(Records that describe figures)

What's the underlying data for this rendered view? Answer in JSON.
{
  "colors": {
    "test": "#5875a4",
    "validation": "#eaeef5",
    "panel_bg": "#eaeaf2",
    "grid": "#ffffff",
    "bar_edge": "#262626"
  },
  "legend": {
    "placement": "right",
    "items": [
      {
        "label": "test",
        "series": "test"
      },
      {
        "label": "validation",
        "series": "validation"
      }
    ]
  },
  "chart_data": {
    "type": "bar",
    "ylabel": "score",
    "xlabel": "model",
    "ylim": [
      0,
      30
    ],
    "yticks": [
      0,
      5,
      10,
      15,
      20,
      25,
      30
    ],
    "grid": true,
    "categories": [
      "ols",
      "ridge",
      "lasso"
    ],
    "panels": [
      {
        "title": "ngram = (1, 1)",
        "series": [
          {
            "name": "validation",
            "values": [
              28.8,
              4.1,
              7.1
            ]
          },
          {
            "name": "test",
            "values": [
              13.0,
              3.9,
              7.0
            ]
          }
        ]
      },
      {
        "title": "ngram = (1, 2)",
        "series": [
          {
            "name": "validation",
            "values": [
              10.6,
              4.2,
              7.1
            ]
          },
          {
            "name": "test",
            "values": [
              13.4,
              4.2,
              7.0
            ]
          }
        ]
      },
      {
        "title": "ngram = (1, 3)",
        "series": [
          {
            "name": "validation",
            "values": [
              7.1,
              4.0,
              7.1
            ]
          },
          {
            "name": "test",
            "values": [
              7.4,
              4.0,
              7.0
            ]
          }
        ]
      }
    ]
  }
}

● **Problem to solve**
Within the listing above, copy each line that has the string "title".

● **The solution**
        "title": "ngram = (1, 1)",
        "title": "ngram = (1, 2)",
        "title": "ngram = (1, 3)",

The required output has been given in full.